Short task: Set down the records once more, please, exactly and with the pictures left out.

Available data:
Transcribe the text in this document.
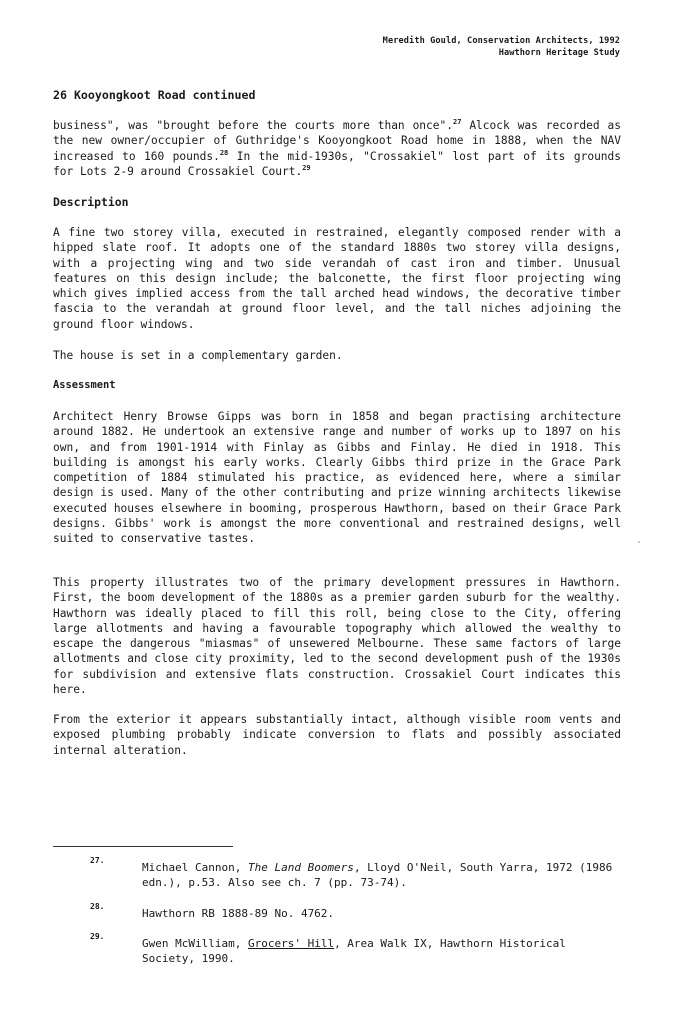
Meredith Gould, Conservation Architects, 1992
Hawthorn Heritage Study
26 Kooyongkoot Road continued
business", was "brought before the courts more than once".$^{27}$ Alcock was recorded as the new owner/occupier of Guthridge's Kooyongkoot Road home in 1888, when the NAV increased to 160 pounds.$^{28}$ In the mid-1930s, "Crossakiel" lost part of its grounds for Lots 2-9 around Crossakiel Court.$^{29}$
Description
A fine two storey villa, executed in restrained, elegantly composed render with a hipped slate roof. It adopts one of the standard 1880s two storey villa designs, with a projecting wing and two side verandah of cast iron and timber. Unusual features on this design include; the balconette, the first floor projecting wing which gives implied access from the tall arched head windows, the decorative timber fascia to the verandah at ground floor level, and the tall niches adjoining the ground floor windows.
The house is set in a complementary garden.
Assessment
Architect Henry Browse Gipps was born in 1858 and began practising architecture around 1882. He undertook an extensive range and number of works up to 1897 on his own, and from 1901-1914 with Finlay as Gibbs and Finlay. He died in 1918. This building is amongst his early works. Clearly Gibbs third prize in the Grace Park competition of 1884 stimulated his practice, as evidenced here, where a similar design is used. Many of the other contributing and prize winning architects likewise executed houses elsewhere in booming, prosperous Hawthorn, based on their Grace Park designs. Gibbs' work is amongst the more conventional and restrained designs, well suited to conservative tastes.
This property illustrates two of the primary development pressures in Hawthorn. First, the boom development of the 1880s as a premier garden suburb for the wealthy. Hawthorn was ideally placed to fill this roll, being close to the City, offering large allotments and having a favourable topography which allowed the wealthy to escape the dangerous "miasmas" of unsewered Melbourne. These same factors of large allotments and close city proximity, led to the second development push of the 1930s for subdivision and extensive flats construction. Crossakiel Court indicates this here.
From the exterior it appears substantially intact, although visible room vents and exposed plumbing probably indicate conversion to flats and possibly associated internal alteration.
27.
Michael Cannon, The Land Boomers, Lloyd O'Neil, South Yarra, 1972 (1986 edn.), p.53. Also see ch. 7 (pp. 73-74).
28.
Hawthorn RB 1888-89 No. 4762.
29.
Gwen McWilliam, Grocers' Hill, Area Walk IX, Hawthorn Historical Society, 1990.
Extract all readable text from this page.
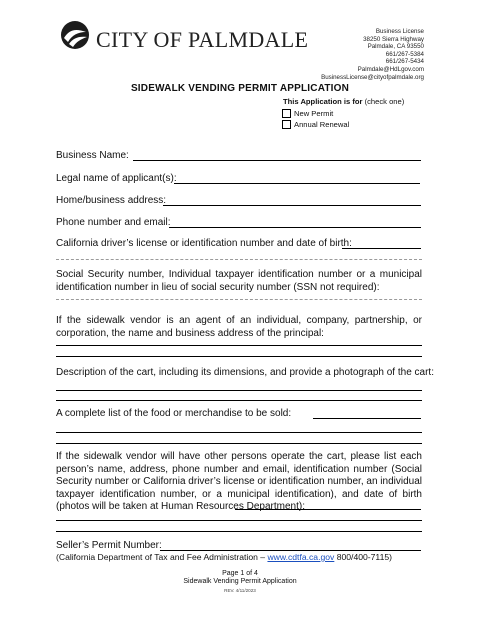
CITY OF PALMDALE	Business License
38250 Sierra Highway
Palmdale, CA 93550
661/267-5384
661/267-5434
Palmdale@HdLgov.com
BusinessLicense@cityofpalmdale.org
SIDEWALK VENDING PERMIT APPLICATION
This Application is for (check one)
New Permit
Annual Renewal
Business Name:
Legal name of applicant(s):
Home/business address:
Phone number and email:
California driver’s license or identification number and date of birth:
Social Security number, Individual taxpayer identification number or a municipal identification number in lieu of social security number (SSN not required):
If the sidewalk vendor is an agent of an individual, company, partnership, or corporation, the name and business address of the principal:
Description of the cart, including its dimensions, and provide a photograph of the cart:
A complete list of the food or merchandise to be sold:
If the sidewalk vendor will have other persons operate the cart, please list each person’s name, address, phone number and email, identification number (Social Security number or California driver’s license or identification number, an individual taxpayer identification number, or a municipal identification), and date of birth (photos will be taken at Human Resources Department):
Seller’s Permit Number:
(California Department of Tax and Fee Administration – www.cdtfa.ca.gov 800/400-7115)
Page 1 of 4
Sidewalk Vending Permit Application
REV. 4/11/2023
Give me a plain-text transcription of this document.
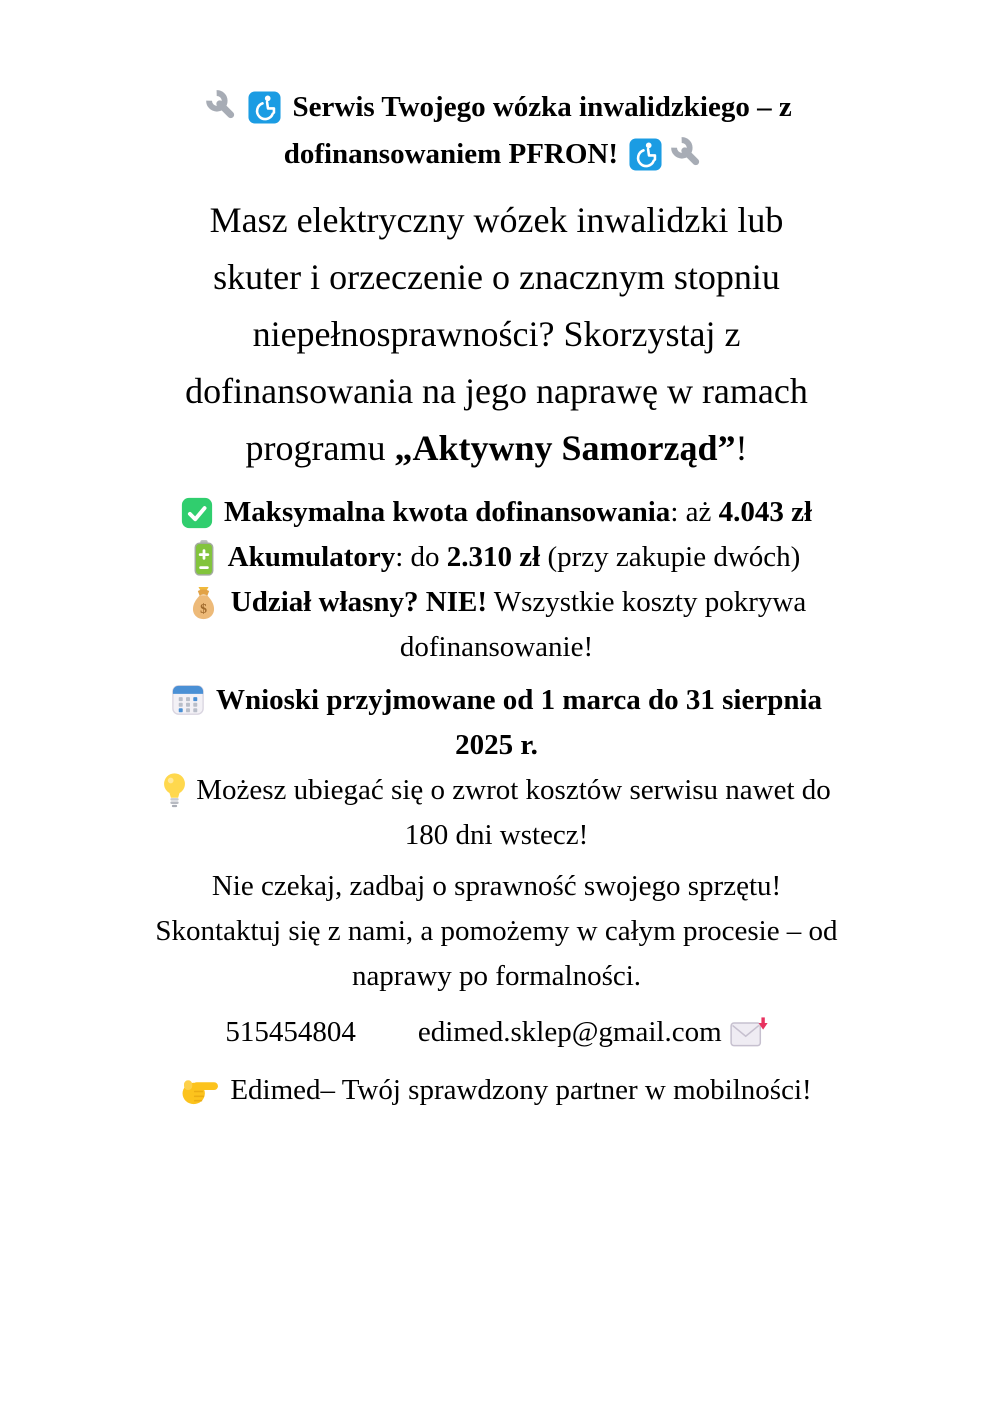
Serwis Twojego wózka inwalidzkiego – z
dofinansowaniem PFRON!

Masz elektryczny wózek inwalidzki lub
skuter i orzeczenie o znacznym stopniu
niepełnosprawności? Skorzystaj z
dofinansowania na jego naprawę w ramach
programu „Aktywny Samorząd”!

Maksymalna kwota dofinansowania: aż 4.043 zł

Akumulatory: do 2.310 zł (przy zakupie dwóch)

Udział własny? NIE! Wszystkie koszty pokrywa
dofinansowanie!

Wnioski przyjmowane od 1 marca do 31 sierpnia
2025 r.

Możesz ubiegać się o zwrot kosztów serwisu nawet do
180 dni wstecz!

Nie czekaj, zadbaj o sprawność swojego sprzętu!
Skontaktuj się z nami, a pomożemy w całym procesie – od
naprawy po formalności.

515454804 edimed.sklep@gmail.com

Edimed– Twój sprawdzony partner w mobilności!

Final answer:
Transcribe the text in this document.
Meredith Gould, Conservation Architects, 1992
Hawthorn Heritage Study
26 Kooyongkoot Road continued
business", was "brought before the courts more than once".$^{27}$ Alcock was recorded as the new owner/occupier of Guthridge's Kooyongkoot Road home in 1888, when the NAV increased to 160 pounds.$^{28}$ In the mid-1930s, "Crossakiel" lost part of its grounds for Lots 2-9 around Crossakiel Court.$^{29}$
Description
A fine two storey villa, executed in restrained, elegantly composed render with a hipped slate roof. It adopts one of the standard 1880s two storey villa designs, with a projecting wing and two side verandah of cast iron and timber. Unusual features on this design include; the balconette, the first floor projecting wing which gives implied access from the tall arched head windows, the decorative timber fascia to the verandah at ground floor level, and the tall niches adjoining the ground floor windows.
The house is set in a complementary garden.
Assessment
Architect Henry Browse Gipps was born in 1858 and began practising architecture around 1882. He undertook an extensive range and number of works up to 1897 on his own, and from 1901-1914 with Finlay as Gibbs and Finlay. He died in 1918. This building is amongst his early works. Clearly Gibbs third prize in the Grace Park competition of 1884 stimulated his practice, as evidenced here, where a similar design is used. Many of the other contributing and prize winning architects likewise executed houses elsewhere in booming, prosperous Hawthorn, based on their Grace Park designs. Gibbs' work is amongst the more conventional and restrained designs, well suited to conservative tastes.
This property illustrates two of the primary development pressures in Hawthorn. First, the boom development of the 1880s as a premier garden suburb for the wealthy. Hawthorn was ideally placed to fill this roll, being close to the City, offering large allotments and having a favourable topography which allowed the wealthy to escape the dangerous "miasmas" of unsewered Melbourne. These same factors of large allotments and close city proximity, led to the second development push of the 1930s for subdivision and extensive flats construction. Crossakiel Court indicates this here.
From the exterior it appears substantially intact, although visible room vents and exposed plumbing probably indicate conversion to flats and possibly associated internal alteration.
27.
Michael Cannon, The Land Boomers, Lloyd O'Neil, South Yarra, 1972 (1986 edn.), p.53. Also see ch. 7 (pp. 73-74).
28.
Hawthorn RB 1888-89 No. 4762.
29.
Gwen McWilliam, Grocers' Hill, Area Walk IX, Hawthorn Historical Society, 1990.
Extract all readable text from this page.
CITY OF PALMDALE	Business License
38250 Sierra Highway
Palmdale, CA 93550
661/267-5384
661/267-5434
Palmdale@HdLgov.com
BusinessLicense@cityofpalmdale.org
SIDEWALK VENDING PERMIT APPLICATION
This Application is for (check one)
New Permit
Annual Renewal
Business Name:
Legal name of applicant(s):
Home/business address:
Phone number and email:
California driver’s license or identification number and date of birth:
Social Security number, Individual taxpayer identification number or a municipal identification number in lieu of social security number (SSN not required):
If the sidewalk vendor is an agent of an individual, company, partnership, or corporation, the name and business address of the principal:
Description of the cart, including its dimensions, and provide a photograph of the cart:
A complete list of the food or merchandise to be sold:
If the sidewalk vendor will have other persons operate the cart, please list each person’s name, address, phone number and email, identification number (Social Security number or California driver’s license or identification number, an individual taxpayer identification number, or a municipal identification), and date of birth (photos will be taken at Human Resources Department):
Seller’s Permit Number:
(California Department of Tax and Fee Administration – www.cdtfa.ca.gov 800/400-7115)
Page 1 of 4
Sidewalk Vending Permit Application
REV. 4/11/2023
Give me a plain-text transcription of this document.
Serwis Twojego wózka inwalidzkiego – z
dofinansowaniem PFRON!

Masz elektryczny wózek inwalidzki lub
skuter i orzeczenie o znacznym stopniu
niepełnosprawności? Skorzystaj z
dofinansowania na jego naprawę w ramach
programu „Aktywny Samorząd”!

Maksymalna kwota dofinansowania: aż 4.043 zł

Akumulatory: do 2.310 zł (przy zakupie dwóch)

Udział własny? NIE! Wszystkie koszty pokrywa
dofinansowanie!

Wnioski przyjmowane od 1 marca do 31 sierpnia
2025 r.

Możesz ubiegać się o zwrot kosztów serwisu nawet do
180 dni wstecz!

Nie czekaj, zadbaj o sprawność swojego sprzętu!
Skontaktuj się z nami, a pomożemy w całym procesie – od
naprawy po formalności.

515454804 edimed.sklep@gmail.com

Edimed– Twój sprawdzony partner w mobilności!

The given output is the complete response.